• _Problem to solve_
Filter these entries so that only lines with the word "七自然段" remain.

• _Data section_
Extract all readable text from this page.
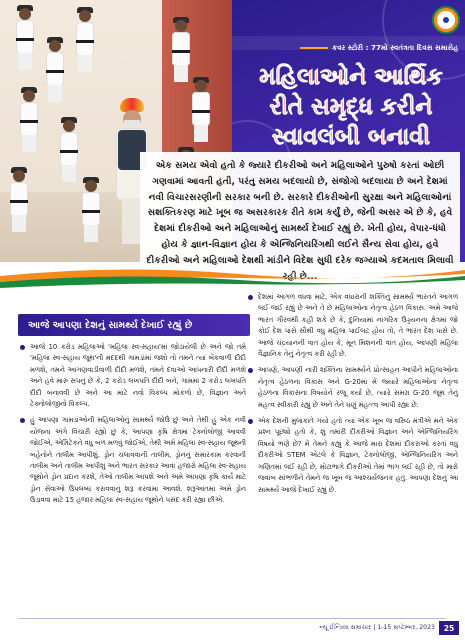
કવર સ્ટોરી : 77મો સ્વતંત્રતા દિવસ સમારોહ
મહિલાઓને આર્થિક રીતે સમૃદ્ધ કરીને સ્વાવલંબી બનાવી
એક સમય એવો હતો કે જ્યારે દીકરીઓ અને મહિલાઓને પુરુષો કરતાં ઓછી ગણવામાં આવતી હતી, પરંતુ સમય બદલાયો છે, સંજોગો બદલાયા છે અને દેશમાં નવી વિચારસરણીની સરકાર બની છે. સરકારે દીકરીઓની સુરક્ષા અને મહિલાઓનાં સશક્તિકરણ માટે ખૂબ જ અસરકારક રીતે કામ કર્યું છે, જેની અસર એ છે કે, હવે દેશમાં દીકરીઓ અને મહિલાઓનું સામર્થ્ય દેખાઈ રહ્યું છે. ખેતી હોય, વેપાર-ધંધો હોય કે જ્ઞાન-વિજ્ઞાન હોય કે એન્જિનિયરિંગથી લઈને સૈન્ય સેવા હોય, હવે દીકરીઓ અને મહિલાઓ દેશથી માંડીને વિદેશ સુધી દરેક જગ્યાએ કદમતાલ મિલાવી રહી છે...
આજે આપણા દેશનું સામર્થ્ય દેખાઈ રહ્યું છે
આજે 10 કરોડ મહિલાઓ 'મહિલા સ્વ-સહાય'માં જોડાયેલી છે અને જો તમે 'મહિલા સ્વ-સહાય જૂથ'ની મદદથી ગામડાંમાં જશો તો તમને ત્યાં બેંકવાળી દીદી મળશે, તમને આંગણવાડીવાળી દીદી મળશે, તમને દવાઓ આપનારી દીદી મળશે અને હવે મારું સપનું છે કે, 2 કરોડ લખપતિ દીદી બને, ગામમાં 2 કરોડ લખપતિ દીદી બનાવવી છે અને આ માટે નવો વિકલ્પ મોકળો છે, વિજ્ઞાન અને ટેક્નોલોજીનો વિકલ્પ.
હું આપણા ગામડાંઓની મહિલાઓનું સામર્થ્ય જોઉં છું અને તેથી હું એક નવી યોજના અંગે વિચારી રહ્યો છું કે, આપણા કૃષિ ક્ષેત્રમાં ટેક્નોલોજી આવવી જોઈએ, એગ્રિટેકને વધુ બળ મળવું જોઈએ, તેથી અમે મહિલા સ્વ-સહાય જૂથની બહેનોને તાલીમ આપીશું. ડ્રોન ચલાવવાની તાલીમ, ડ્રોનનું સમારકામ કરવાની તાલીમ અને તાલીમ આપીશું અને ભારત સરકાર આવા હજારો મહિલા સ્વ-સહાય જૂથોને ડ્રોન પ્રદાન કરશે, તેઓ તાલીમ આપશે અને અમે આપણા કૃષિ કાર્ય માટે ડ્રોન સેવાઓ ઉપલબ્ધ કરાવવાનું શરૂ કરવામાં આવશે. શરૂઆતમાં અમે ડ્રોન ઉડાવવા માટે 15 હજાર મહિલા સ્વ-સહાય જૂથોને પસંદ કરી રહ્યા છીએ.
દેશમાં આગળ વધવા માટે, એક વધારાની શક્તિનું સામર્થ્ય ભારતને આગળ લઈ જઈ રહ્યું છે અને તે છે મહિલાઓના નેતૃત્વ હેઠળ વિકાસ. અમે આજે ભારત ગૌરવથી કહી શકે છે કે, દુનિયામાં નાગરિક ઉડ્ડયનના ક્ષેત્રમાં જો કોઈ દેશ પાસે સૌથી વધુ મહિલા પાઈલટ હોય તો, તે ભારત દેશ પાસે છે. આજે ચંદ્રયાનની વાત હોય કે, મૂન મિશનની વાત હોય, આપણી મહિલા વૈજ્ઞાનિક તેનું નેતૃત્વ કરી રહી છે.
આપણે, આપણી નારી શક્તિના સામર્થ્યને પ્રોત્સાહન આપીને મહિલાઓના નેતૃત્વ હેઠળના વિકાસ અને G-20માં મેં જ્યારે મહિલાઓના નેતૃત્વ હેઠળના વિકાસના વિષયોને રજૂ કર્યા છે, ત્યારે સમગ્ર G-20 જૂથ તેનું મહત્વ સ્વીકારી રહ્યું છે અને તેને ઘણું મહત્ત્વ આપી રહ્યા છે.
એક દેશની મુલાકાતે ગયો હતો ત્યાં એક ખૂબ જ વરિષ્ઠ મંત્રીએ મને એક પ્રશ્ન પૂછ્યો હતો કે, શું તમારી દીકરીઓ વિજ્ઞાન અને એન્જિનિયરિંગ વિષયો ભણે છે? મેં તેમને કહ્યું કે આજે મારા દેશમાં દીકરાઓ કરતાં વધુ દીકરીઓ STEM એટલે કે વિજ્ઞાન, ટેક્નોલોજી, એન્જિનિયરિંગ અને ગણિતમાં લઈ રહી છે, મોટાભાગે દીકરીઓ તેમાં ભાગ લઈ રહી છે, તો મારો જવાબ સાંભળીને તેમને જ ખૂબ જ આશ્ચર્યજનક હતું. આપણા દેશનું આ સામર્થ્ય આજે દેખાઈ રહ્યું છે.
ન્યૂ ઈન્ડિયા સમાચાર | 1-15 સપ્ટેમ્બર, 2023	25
...
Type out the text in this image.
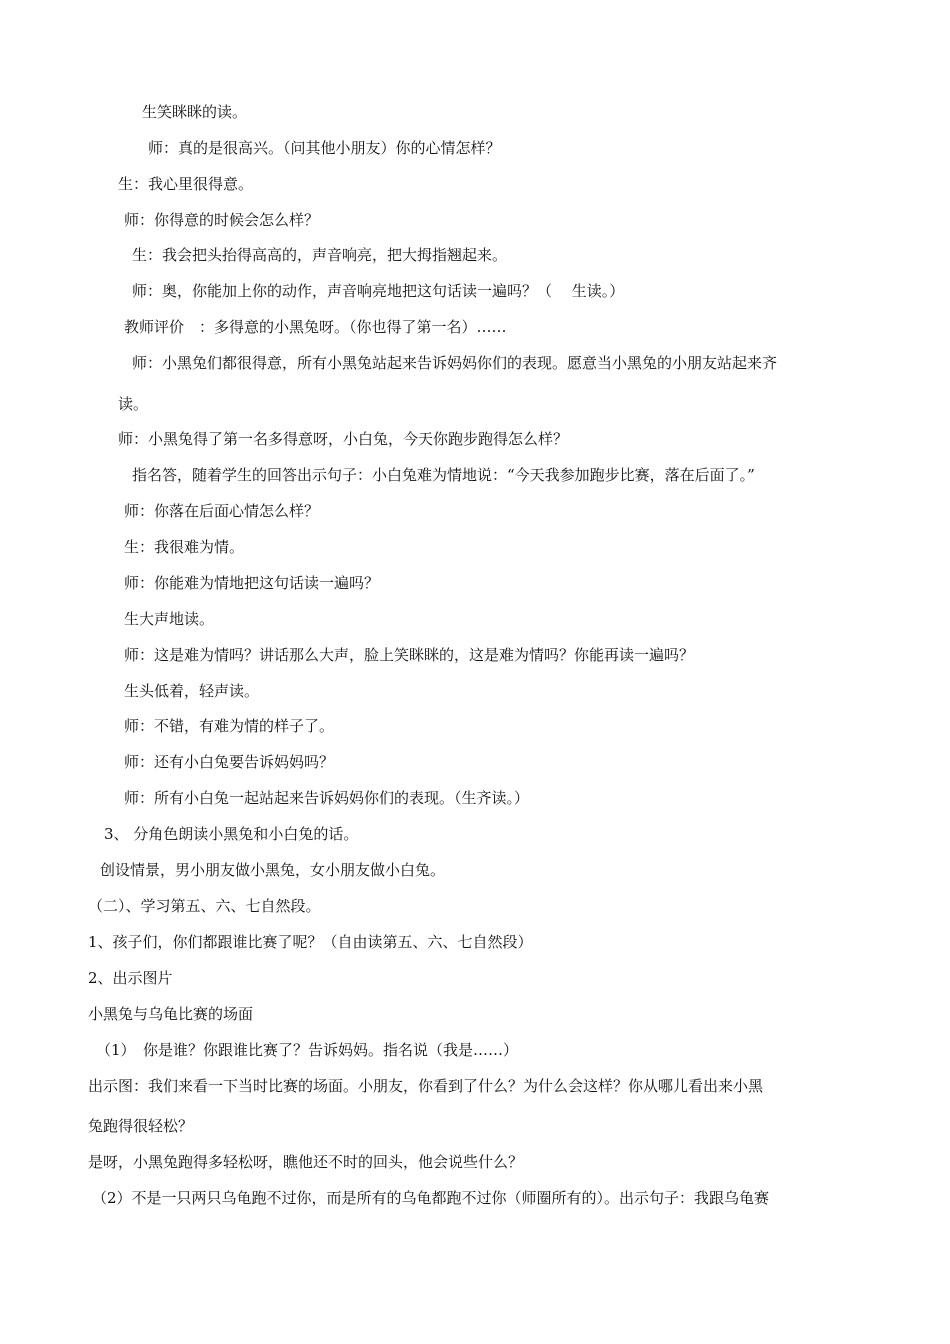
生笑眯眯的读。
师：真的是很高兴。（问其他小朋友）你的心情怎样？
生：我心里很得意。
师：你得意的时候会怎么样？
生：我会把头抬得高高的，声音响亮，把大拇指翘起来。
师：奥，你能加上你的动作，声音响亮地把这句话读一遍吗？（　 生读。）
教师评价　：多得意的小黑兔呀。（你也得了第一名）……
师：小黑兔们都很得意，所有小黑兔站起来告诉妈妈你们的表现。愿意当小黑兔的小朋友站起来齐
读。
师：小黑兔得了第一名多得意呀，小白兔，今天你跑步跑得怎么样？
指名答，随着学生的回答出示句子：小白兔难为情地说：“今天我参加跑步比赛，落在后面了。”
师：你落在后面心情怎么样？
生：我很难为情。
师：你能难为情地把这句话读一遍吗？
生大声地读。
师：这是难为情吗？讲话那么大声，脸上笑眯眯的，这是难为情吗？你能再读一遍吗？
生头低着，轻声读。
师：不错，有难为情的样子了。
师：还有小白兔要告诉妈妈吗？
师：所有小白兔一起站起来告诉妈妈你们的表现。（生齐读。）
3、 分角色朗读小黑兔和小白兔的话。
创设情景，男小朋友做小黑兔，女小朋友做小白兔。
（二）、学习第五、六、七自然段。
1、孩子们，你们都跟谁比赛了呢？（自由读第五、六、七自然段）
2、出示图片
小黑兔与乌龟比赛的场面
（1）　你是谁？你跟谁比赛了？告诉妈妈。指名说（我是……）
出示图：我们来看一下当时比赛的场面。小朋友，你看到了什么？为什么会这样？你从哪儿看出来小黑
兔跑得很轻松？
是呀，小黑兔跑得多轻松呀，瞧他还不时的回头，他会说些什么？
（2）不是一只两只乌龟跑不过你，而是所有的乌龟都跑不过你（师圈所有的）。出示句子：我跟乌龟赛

• _Output of the task_
（二）、学习第五、六、七自然段。
1、孩子们，你们都跟谁比赛了呢？（自由读第五、六、七自然段）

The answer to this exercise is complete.